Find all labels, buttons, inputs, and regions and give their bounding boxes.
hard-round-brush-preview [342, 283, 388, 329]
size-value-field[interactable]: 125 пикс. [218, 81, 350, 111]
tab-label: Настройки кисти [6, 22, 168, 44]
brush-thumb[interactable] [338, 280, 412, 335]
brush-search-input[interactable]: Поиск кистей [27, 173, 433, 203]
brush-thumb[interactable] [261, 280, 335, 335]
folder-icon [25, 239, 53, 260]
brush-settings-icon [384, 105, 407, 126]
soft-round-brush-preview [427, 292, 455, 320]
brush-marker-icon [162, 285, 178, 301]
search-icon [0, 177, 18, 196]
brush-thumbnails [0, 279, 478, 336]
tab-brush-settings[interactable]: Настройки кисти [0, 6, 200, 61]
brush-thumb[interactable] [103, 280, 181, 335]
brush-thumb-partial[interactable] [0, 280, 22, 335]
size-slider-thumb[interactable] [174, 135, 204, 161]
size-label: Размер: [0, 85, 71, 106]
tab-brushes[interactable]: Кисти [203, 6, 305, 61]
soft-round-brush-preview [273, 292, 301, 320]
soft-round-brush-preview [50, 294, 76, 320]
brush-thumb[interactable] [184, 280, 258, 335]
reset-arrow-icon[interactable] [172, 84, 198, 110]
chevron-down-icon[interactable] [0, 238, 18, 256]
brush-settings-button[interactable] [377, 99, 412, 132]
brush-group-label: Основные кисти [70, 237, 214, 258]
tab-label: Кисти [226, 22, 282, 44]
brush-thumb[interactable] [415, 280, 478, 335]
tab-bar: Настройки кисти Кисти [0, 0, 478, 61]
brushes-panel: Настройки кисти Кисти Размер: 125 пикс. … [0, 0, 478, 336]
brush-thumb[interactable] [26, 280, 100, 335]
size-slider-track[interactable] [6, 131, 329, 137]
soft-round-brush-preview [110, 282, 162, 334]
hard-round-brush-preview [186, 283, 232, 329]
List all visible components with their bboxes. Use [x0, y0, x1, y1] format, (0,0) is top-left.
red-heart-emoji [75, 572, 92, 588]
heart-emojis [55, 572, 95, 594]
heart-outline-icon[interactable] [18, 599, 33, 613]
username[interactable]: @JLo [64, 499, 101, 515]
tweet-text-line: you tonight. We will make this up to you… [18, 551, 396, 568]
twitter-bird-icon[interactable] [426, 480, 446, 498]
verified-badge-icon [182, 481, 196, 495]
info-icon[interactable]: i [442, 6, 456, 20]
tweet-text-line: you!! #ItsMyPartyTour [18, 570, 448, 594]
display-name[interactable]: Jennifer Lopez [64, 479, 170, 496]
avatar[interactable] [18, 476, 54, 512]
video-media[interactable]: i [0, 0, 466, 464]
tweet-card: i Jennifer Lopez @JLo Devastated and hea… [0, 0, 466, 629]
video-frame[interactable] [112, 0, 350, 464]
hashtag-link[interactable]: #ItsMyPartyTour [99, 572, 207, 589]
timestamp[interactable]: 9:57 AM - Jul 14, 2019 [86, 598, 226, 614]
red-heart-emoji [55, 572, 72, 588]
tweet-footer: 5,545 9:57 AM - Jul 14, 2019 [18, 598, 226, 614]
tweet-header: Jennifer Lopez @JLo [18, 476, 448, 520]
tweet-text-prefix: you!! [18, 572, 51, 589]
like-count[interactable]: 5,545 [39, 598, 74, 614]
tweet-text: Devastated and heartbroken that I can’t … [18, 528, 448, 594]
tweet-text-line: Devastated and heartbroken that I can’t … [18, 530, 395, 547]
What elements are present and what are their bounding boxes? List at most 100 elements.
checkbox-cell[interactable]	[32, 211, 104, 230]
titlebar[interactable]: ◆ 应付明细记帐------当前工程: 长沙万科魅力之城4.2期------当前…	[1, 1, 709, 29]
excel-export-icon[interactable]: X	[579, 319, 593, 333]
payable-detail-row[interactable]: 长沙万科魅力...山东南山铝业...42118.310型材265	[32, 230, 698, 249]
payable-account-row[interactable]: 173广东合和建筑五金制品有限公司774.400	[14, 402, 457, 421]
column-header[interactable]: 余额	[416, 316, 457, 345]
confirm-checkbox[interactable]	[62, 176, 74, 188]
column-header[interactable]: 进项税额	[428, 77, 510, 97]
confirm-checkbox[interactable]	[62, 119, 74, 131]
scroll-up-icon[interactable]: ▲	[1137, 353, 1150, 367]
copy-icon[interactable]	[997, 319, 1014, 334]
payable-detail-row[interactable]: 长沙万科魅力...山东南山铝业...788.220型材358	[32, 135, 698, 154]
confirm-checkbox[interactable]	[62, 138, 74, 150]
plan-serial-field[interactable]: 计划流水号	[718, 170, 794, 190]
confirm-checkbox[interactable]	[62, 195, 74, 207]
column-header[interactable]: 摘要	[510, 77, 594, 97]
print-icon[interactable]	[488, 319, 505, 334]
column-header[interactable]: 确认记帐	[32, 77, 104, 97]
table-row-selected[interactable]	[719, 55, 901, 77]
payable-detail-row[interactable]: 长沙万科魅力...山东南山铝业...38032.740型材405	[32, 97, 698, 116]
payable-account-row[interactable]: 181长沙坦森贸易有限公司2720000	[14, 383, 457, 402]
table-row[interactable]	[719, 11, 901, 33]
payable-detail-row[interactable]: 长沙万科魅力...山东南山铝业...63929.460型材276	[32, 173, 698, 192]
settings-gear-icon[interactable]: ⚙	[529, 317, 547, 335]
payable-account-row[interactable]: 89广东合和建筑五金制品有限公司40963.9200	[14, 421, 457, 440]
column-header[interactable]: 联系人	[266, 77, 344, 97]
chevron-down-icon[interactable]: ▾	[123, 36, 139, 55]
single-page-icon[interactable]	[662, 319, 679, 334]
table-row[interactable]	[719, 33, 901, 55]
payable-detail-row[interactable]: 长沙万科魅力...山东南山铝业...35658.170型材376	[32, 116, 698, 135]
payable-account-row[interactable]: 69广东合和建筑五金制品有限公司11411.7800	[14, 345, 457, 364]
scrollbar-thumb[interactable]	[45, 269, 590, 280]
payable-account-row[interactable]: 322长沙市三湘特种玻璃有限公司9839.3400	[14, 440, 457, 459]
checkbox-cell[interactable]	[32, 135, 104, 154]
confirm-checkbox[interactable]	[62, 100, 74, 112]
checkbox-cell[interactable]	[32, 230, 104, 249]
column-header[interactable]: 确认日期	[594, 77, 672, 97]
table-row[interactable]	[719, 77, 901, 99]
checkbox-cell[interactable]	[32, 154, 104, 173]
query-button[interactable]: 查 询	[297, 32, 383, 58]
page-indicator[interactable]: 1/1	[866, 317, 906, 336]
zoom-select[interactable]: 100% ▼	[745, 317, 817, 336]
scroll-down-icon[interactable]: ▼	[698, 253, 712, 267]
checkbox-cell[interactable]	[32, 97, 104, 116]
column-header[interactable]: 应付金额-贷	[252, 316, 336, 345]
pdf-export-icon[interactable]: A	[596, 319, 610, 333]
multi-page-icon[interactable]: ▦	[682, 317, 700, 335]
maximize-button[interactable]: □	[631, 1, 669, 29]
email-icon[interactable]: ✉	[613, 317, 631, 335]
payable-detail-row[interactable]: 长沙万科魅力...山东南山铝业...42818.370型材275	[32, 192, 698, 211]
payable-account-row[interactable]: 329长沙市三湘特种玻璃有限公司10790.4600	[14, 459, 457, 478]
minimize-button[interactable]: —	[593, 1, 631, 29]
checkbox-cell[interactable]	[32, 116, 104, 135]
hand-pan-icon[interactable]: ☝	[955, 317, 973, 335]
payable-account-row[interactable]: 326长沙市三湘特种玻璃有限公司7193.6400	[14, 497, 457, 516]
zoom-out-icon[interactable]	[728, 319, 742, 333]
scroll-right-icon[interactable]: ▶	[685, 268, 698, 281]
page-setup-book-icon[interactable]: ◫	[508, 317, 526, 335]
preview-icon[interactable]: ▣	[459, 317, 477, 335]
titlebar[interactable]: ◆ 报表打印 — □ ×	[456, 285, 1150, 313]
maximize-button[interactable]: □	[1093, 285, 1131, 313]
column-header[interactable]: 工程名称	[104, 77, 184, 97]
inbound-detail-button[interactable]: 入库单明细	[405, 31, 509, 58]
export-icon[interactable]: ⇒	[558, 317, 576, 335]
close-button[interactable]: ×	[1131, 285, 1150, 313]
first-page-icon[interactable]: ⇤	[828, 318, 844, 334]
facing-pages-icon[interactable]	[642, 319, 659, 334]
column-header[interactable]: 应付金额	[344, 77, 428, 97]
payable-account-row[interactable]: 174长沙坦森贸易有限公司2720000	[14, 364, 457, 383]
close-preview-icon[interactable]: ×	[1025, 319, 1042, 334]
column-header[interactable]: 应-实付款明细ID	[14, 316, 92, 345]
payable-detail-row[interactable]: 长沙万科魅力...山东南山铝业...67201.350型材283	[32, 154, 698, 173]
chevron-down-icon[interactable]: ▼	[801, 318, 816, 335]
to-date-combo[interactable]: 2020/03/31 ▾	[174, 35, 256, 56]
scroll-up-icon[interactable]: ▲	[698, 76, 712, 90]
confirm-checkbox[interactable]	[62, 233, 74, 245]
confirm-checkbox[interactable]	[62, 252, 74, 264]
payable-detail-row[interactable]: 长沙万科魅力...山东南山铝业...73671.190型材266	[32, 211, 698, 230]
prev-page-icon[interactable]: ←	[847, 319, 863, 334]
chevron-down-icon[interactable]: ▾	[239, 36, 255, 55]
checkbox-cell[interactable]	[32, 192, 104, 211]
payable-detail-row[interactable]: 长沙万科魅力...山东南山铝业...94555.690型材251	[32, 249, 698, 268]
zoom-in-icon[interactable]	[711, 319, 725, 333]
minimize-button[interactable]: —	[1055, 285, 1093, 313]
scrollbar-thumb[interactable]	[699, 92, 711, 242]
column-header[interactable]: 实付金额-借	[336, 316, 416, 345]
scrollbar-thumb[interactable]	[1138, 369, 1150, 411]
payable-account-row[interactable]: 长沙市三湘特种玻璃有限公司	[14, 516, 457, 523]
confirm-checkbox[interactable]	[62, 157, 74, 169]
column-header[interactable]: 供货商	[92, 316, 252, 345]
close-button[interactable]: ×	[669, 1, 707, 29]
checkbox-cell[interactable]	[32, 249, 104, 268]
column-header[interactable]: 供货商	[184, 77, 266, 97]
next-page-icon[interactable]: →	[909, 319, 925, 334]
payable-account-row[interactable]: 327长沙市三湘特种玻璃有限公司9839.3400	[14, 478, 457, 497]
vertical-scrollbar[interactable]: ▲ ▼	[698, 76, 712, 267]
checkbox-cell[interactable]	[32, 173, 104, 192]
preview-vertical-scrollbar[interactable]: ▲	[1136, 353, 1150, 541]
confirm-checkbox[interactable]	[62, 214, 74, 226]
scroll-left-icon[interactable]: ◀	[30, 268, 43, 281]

········

Instruction => Please write out, word for word, everything from the start of the data above down to the line containing "heart-emojis [55, 572, 95, 594]", including that line.

Task result =>
Find all labels, buttons, inputs, and regions and give their bounding boxes.
hard-round-brush-preview [342, 283, 388, 329]
size-value-field[interactable]: 125 пикс. [218, 81, 350, 111]
tab-label: Настройки кисти [6, 22, 168, 44]
brush-thumb[interactable] [338, 280, 412, 335]
brush-search-input[interactable]: Поиск кистей [27, 173, 433, 203]
brush-thumb[interactable] [261, 280, 335, 335]
folder-icon [25, 239, 53, 260]
brush-settings-icon [384, 105, 407, 126]
soft-round-brush-preview [427, 292, 455, 320]
brush-marker-icon [162, 285, 178, 301]
search-icon [0, 177, 18, 196]
brush-thumbnails [0, 279, 478, 336]
tab-brush-settings[interactable]: Настройки кисти [0, 6, 200, 61]
brush-thumb[interactable] [103, 280, 181, 335]
brush-thumb-partial[interactable] [0, 280, 22, 335]
size-slider-thumb[interactable] [174, 135, 204, 161]
size-label: Размер: [0, 85, 71, 106]
tab-brushes[interactable]: Кисти [203, 6, 305, 61]
soft-round-brush-preview [273, 292, 301, 320]
soft-round-brush-preview [50, 294, 76, 320]
brush-thumb[interactable] [184, 280, 258, 335]
reset-arrow-icon[interactable] [172, 84, 198, 110]
chevron-down-icon[interactable] [0, 238, 18, 256]
brush-settings-button[interactable] [377, 99, 412, 132]
brush-group-label: Основные кисти [70, 237, 214, 258]
tab-label: Кисти [226, 22, 282, 44]
brush-thumb[interactable] [415, 280, 478, 335]
tab-bar: Настройки кисти Кисти [0, 0, 478, 61]
brushes-panel: Настройки кисти Кисти Размер: 125 пикс. … [0, 0, 478, 336]
brush-thumb[interactable] [26, 280, 100, 335]
size-slider-track[interactable] [6, 131, 329, 137]
soft-round-brush-preview [110, 282, 162, 334]
hard-round-brush-preview [186, 283, 232, 329]
List all visible components with their bboxes. Use [x0, y0, x1, y1] format, (0,0) is top-left.
red-heart-emoji [75, 572, 92, 588]
heart-emojis [55, 572, 95, 594]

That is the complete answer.